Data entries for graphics
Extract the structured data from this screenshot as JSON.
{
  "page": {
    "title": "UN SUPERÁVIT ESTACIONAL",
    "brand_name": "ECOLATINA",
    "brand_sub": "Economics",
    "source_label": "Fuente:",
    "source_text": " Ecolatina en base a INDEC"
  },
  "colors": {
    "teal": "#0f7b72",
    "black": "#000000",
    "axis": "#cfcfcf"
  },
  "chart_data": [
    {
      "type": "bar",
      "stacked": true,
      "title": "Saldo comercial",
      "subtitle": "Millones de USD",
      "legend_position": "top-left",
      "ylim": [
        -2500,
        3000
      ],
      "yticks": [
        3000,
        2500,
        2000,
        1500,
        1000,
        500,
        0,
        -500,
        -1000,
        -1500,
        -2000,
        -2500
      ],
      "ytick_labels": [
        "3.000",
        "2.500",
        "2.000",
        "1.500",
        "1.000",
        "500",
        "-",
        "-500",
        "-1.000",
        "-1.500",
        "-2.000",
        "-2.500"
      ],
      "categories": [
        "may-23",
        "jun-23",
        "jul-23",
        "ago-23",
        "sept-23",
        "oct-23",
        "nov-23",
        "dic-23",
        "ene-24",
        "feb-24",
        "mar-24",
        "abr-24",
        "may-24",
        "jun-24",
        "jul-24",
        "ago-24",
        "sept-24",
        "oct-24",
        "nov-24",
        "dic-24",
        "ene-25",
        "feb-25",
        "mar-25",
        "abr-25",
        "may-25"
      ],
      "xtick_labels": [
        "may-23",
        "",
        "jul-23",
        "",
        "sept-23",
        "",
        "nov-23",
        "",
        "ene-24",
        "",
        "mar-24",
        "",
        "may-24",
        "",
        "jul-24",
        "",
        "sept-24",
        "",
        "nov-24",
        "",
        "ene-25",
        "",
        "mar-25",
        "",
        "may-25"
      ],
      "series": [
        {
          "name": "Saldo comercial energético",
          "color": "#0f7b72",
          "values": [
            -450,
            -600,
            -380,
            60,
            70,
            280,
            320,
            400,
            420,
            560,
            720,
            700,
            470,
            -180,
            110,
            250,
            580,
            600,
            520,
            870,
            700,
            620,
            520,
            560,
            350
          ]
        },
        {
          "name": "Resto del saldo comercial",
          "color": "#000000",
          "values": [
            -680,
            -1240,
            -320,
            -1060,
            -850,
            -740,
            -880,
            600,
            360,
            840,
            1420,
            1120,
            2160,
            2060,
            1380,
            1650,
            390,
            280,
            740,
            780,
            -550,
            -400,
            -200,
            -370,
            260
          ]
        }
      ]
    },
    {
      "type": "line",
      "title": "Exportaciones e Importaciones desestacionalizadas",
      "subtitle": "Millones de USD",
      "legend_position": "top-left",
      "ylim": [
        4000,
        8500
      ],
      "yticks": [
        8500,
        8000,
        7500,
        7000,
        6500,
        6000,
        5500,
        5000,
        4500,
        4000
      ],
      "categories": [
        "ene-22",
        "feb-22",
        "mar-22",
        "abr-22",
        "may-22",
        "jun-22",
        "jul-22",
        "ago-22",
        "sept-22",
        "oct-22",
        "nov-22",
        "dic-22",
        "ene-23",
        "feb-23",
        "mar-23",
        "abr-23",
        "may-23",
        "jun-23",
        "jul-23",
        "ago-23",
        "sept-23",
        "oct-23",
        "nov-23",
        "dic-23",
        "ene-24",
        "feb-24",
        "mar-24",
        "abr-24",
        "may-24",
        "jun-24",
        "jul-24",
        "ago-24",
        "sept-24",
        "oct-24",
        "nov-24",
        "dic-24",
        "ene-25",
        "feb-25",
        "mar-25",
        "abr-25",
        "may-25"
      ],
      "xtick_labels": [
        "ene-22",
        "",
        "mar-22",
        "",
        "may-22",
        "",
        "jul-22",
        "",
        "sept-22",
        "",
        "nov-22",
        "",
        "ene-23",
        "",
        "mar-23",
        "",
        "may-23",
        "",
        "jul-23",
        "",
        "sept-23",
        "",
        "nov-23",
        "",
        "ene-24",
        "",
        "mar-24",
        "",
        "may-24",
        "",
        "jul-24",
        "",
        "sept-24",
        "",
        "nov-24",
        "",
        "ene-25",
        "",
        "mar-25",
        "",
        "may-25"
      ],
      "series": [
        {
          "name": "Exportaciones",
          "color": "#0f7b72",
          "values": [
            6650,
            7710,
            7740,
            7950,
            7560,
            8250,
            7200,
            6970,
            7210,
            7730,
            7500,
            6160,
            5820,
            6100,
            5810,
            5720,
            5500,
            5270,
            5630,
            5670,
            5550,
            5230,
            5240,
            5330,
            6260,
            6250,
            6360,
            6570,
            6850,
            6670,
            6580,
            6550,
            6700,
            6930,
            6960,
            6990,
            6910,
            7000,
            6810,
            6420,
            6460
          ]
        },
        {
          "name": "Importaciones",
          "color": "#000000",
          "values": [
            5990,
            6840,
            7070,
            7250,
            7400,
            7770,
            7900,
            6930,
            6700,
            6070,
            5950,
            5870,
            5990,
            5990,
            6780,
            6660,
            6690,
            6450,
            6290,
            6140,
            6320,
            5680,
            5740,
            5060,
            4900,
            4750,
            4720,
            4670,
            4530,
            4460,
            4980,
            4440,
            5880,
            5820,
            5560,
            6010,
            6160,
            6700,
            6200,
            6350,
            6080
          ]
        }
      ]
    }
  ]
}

→ Problem
Reproduce the entries above in full, verbatim.

→ Result of the exercise
Extract the structured data from this screenshot as JSON.
{
  "page": {
    "title": "UN SUPERÁVIT ESTACIONAL",
    "brand_name": "ECOLATINA",
    "brand_sub": "Economics",
    "source_label": "Fuente:",
    "source_text": " Ecolatina en base a INDEC"
  },
  "colors": {
    "teal": "#0f7b72",
    "black": "#000000",
    "axis": "#cfcfcf"
  },
  "chart_data": [
    {
      "type": "bar",
      "stacked": true,
      "title": "Saldo comercial",
      "subtitle": "Millones de USD",
      "legend_position": "top-left",
      "ylim": [
        -2500,
        3000
      ],
      "yticks": [
        3000,
        2500,
        2000,
        1500,
        1000,
        500,
        0,
        -500,
        -1000,
        -1500,
        -2000,
        -2500
      ],
      "ytick_labels": [
        "3.000",
        "2.500",
        "2.000",
        "1.500",
        "1.000",
        "500",
        "-",
        "-500",
        "-1.000",
        "-1.500",
        "-2.000",
        "-2.500"
      ],
      "categories": [
        "may-23",
        "jun-23",
        "jul-23",
        "ago-23",
        "sept-23",
        "oct-23",
        "nov-23",
        "dic-23",
        "ene-24",
        "feb-24",
        "mar-24",
        "abr-24",
        "may-24",
        "jun-24",
        "jul-24",
        "ago-24",
        "sept-24",
        "oct-24",
        "nov-24",
        "dic-24",
        "ene-25",
        "feb-25",
        "mar-25",
        "abr-25",
        "may-25"
      ],
      "xtick_labels": [
        "may-23",
        "",
        "jul-23",
        "",
        "sept-23",
        "",
        "nov-23",
        "",
        "ene-24",
        "",
        "mar-24",
        "",
        "may-24",
        "",
        "jul-24",
        "",
        "sept-24",
        "",
        "nov-24",
        "",
        "ene-25",
        "",
        "mar-25",
        "",
        "may-25"
      ],
      "series": [
        {
          "name": "Saldo comercial energético",
          "color": "#0f7b72",
          "values": [
            -450,
            -600,
            -380,
            60,
            70,
            280,
            320,
            400,
            420,
            560,
            720,
            700,
            470,
            -180,
            110,
            250,
            580,
            600,
            520,
            870,
            700,
            620,
            520,
            560,
            350
          ]
        },
        {
          "name": "Resto del saldo comercial",
          "color": "#000000",
          "values": [
            -680,
            -1240,
            -320,
            -1060,
            -850,
            -740,
            -880,
            600,
            360,
            840,
            1420,
            1120,
            2160,
            2060,
            1380,
            1650,
            390,
            280,
            740,
            780,
            -550,
            -400,
            -200,
            -370,
            260
          ]
        }
      ]
    },
    {
      "type": "line",
      "title": "Exportaciones e Importaciones desestacionalizadas",
      "subtitle": "Millones de USD",
      "legend_position": "top-left",
      "ylim": [
        4000,
        8500
      ],
      "yticks": [
        8500,
        8000,
        7500,
        7000,
        6500,
        6000,
        5500,
        5000,
        4500,
        4000
      ],
      "categories": [
        "ene-22",
        "feb-22",
        "mar-22",
        "abr-22",
        "may-22",
        "jun-22",
        "jul-22",
        "ago-22",
        "sept-22",
        "oct-22",
        "nov-22",
        "dic-22",
        "ene-23",
        "feb-23",
        "mar-23",
        "abr-23",
        "may-23",
        "jun-23",
        "jul-23",
        "ago-23",
        "sept-23",
        "oct-23",
        "nov-23",
        "dic-23",
        "ene-24",
        "feb-24",
        "mar-24",
        "abr-24",
        "may-24",
        "jun-24",
        "jul-24",
        "ago-24",
        "sept-24",
        "oct-24",
        "nov-24",
        "dic-24",
        "ene-25",
        "feb-25",
        "mar-25",
        "abr-25",
        "may-25"
      ],
      "xtick_labels": [
        "ene-22",
        "",
        "mar-22",
        "",
        "may-22",
        "",
        "jul-22",
        "",
        "sept-22",
        "",
        "nov-22",
        "",
        "ene-23",
        "",
        "mar-23",
        "",
        "may-23",
        "",
        "jul-23",
        "",
        "sept-23",
        "",
        "nov-23",
        "",
        "ene-24",
        "",
        "mar-24",
        "",
        "may-24",
        "",
        "jul-24",
        "",
        "sept-24",
        "",
        "nov-24",
        "",
        "ene-25",
        "",
        "mar-25",
        "",
        "may-25"
      ],
      "series": [
        {
          "name": "Exportaciones",
          "color": "#0f7b72",
          "values": [
            6650,
            7710,
            7740,
            7950,
            7560,
            8250,
            7200,
            6970,
            7210,
            7730,
            7500,
            6160,
            5820,
            6100,
            5810,
            5720,
            5500,
            5270,
            5630,
            5670,
            5550,
            5230,
            5240,
            5330,
            6260,
            6250,
            6360,
            6570,
            6850,
            6670,
            6580,
            6550,
            6700,
            6930,
            6960,
            6990,
            6910,
            7000,
            6810,
            6420,
            6460
          ]
        },
        {
          "name": "Importaciones",
          "color": "#000000",
          "values": [
            5990,
            6840,
            7070,
            7250,
            7400,
            7770,
            7900,
            6930,
            6700,
            6070,
            5950,
            5870,
            5990,
            5990,
            6780,
            6660,
            6690,
            6450,
            6290,
            6140,
            6320,
            5680,
            5740,
            5060,
            4900,
            4750,
            4720,
            4670,
            4530,
            4460,
            4980,
            4440,
            5880,
            5820,
            5560,
            6010,
            6160,
            6700,
            6200,
            6350,
            6080
          ]
        }
      ]
    }
  ]
}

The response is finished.